-- BEGIN Dataset rows --
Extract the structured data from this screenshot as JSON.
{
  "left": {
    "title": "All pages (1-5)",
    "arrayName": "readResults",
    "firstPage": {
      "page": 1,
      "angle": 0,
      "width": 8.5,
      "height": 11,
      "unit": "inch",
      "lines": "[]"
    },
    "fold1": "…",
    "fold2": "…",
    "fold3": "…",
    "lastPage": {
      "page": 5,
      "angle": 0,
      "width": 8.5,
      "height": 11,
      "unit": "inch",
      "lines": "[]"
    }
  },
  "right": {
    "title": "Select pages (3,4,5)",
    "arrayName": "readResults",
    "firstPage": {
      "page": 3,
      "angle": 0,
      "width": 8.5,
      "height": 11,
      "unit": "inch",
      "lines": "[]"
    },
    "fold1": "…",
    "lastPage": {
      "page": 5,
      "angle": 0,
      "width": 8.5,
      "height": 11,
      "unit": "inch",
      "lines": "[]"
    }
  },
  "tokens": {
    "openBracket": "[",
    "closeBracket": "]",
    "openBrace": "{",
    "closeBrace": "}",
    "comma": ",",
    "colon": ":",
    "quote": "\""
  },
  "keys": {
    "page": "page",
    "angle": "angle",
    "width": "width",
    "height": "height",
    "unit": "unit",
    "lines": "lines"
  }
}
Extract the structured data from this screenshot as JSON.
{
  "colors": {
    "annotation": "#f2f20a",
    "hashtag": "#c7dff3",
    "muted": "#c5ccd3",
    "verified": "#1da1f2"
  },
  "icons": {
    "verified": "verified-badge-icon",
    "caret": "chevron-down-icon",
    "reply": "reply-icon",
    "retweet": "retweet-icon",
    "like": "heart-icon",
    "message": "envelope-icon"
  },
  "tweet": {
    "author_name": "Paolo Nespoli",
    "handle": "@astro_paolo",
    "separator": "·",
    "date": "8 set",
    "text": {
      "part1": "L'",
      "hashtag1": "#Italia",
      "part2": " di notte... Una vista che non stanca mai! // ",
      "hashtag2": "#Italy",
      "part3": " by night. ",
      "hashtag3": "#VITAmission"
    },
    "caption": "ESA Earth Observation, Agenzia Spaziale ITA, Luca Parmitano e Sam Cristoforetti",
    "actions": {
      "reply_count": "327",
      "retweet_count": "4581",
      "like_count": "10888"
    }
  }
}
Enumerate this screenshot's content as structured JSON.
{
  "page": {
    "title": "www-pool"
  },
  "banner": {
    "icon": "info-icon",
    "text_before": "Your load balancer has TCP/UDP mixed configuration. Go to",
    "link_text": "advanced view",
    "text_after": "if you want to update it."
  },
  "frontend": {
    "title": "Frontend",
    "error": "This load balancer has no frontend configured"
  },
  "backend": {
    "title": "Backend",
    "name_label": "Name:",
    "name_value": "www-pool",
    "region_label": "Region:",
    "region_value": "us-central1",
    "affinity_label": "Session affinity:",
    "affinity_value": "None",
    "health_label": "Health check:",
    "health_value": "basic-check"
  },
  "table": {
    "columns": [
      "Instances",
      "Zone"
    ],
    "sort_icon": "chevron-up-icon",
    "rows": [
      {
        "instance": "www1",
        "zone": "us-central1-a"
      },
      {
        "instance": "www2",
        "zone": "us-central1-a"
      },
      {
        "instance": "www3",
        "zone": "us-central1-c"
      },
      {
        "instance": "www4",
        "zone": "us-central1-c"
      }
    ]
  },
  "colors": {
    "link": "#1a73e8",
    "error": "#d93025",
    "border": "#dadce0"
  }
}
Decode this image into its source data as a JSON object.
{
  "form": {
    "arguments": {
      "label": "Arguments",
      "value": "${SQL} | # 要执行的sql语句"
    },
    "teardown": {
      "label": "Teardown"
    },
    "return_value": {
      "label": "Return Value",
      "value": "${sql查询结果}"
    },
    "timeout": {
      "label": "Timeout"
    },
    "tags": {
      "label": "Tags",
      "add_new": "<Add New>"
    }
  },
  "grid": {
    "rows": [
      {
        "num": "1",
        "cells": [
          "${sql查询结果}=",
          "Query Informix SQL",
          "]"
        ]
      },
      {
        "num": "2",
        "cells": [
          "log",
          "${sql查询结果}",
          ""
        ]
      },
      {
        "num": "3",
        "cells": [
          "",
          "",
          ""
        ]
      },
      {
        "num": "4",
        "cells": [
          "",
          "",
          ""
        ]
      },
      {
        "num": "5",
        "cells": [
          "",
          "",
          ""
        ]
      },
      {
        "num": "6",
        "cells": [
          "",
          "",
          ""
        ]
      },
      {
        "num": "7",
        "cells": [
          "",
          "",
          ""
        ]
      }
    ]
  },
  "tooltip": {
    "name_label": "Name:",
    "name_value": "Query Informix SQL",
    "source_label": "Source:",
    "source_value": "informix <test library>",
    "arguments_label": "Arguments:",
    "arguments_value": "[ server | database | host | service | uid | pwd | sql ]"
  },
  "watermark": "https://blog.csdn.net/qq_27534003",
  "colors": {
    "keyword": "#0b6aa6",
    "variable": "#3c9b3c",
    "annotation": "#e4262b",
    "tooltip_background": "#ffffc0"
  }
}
-- END Dataset rows --
**Exercise objective:**
Reproduce all of the entries word for word.

**The response:**
Extract the structured data from this screenshot as JSON.
{
  "left": {
    "title": "All pages (1-5)",
    "arrayName": "readResults",
    "firstPage": {
      "page": 1,
      "angle": 0,
      "width": 8.5,
      "height": 11,
      "unit": "inch",
      "lines": "[]"
    },
    "fold1": "…",
    "fold2": "…",
    "fold3": "…",
    "lastPage": {
      "page": 5,
      "angle": 0,
      "width": 8.5,
      "height": 11,
      "unit": "inch",
      "lines": "[]"
    }
  },
  "right": {
    "title": "Select pages (3,4,5)",
    "arrayName": "readResults",
    "firstPage": {
      "page": 3,
      "angle": 0,
      "width": 8.5,
      "height": 11,
      "unit": "inch",
      "lines": "[]"
    },
    "fold1": "…",
    "lastPage": {
      "page": 5,
      "angle": 0,
      "width": 8.5,
      "height": 11,
      "unit": "inch",
      "lines": "[]"
    }
  },
  "tokens": {
    "openBracket": "[",
    "closeBracket": "]",
    "openBrace": "{",
    "closeBrace": "}",
    "comma": ",",
    "colon": ":",
    "quote": "\""
  },
  "keys": {
    "page": "page",
    "angle": "angle",
    "width": "width",
    "height": "height",
    "unit": "unit",
    "lines": "lines"
  }
}
Extract the structured data from this screenshot as JSON.
{
  "colors": {
    "annotation": "#f2f20a",
    "hashtag": "#c7dff3",
    "muted": "#c5ccd3",
    "verified": "#1da1f2"
  },
  "icons": {
    "verified": "verified-badge-icon",
    "caret": "chevron-down-icon",
    "reply": "reply-icon",
    "retweet": "retweet-icon",
    "like": "heart-icon",
    "message": "envelope-icon"
  },
  "tweet": {
    "author_name": "Paolo Nespoli",
    "handle": "@astro_paolo",
    "separator": "·",
    "date": "8 set",
    "text": {
      "part1": "L'",
      "hashtag1": "#Italia",
      "part2": " di notte... Una vista che non stanca mai! // ",
      "hashtag2": "#Italy",
      "part3": " by night. ",
      "hashtag3": "#VITAmission"
    },
    "caption": "ESA Earth Observation, Agenzia Spaziale ITA, Luca Parmitano e Sam Cristoforetti",
    "actions": {
      "reply_count": "327",
      "retweet_count": "4581",
      "like_count": "10888"
    }
  }
}
Enumerate this screenshot's content as structured JSON.
{
  "page": {
    "title": "www-pool"
  },
  "banner": {
    "icon": "info-icon",
    "text_before": "Your load balancer has TCP/UDP mixed configuration. Go to",
    "link_text": "advanced view",
    "text_after": "if you want to update it."
  },
  "frontend": {
    "title": "Frontend",
    "error": "This load balancer has no frontend configured"
  },
  "backend": {
    "title": "Backend",
    "name_label": "Name:",
    "name_value": "www-pool",
    "region_label": "Region:",
    "region_value": "us-central1",
    "affinity_label": "Session affinity:",
    "affinity_value": "None",
    "health_label": "Health check:",
    "health_value": "basic-check"
  },
  "table": {
    "columns": [
      "Instances",
      "Zone"
    ],
    "sort_icon": "chevron-up-icon",
    "rows": [
      {
        "instance": "www1",
        "zone": "us-central1-a"
      },
      {
        "instance": "www2",
        "zone": "us-central1-a"
      },
      {
        "instance": "www3",
        "zone": "us-central1-c"
      },
      {
        "instance": "www4",
        "zone": "us-central1-c"
      }
    ]
  },
  "colors": {
    "link": "#1a73e8",
    "error": "#d93025",
    "border": "#dadce0"
  }
}
Decode this image into its source data as a JSON object.
{
  "form": {
    "arguments": {
      "label": "Arguments",
      "value": "${SQL} | # 要执行的sql语句"
    },
    "teardown": {
      "label": "Teardown"
    },
    "return_value": {
      "label": "Return Value",
      "value": "${sql查询结果}"
    },
    "timeout": {
      "label": "Timeout"
    },
    "tags": {
      "label": "Tags",
      "add_new": "<Add New>"
    }
  },
  "grid": {
    "rows": [
      {
        "num": "1",
        "cells": [
          "${sql查询结果}=",
          "Query Informix SQL",
          "]"
        ]
      },
      {
        "num": "2",
        "cells": [
          "log",
          "${sql查询结果}",
          ""
        ]
      },
      {
        "num": "3",
        "cells": [
          "",
          "",
          ""
        ]
      },
      {
        "num": "4",
        "cells": [
          "",
          "",
          ""
        ]
      },
      {
        "num": "5",
        "cells": [
          "",
          "",
          ""
        ]
      },
      {
        "num": "6",
        "cells": [
          "",
          "",
          ""
        ]
      },
      {
        "num": "7",
        "cells": [
          "",
          "",
          ""
        ]
      }
    ]
  },
  "tooltip": {
    "name_label": "Name:",
    "name_value": "Query Informix SQL",
    "source_label": "Source:",
    "source_value": "informix <test library>",
    "arguments_label": "Arguments:",
    "arguments_value": "[ server | database | host | service | uid | pwd | sql ]"
  },
  "watermark": "https://blog.csdn.net/qq_27534003",
  "colors": {
    "keyword": "#0b6aa6",
    "variable": "#3c9b3c",
    "annotation": "#e4262b",
    "tooltip_background": "#ffffc0"
  }
}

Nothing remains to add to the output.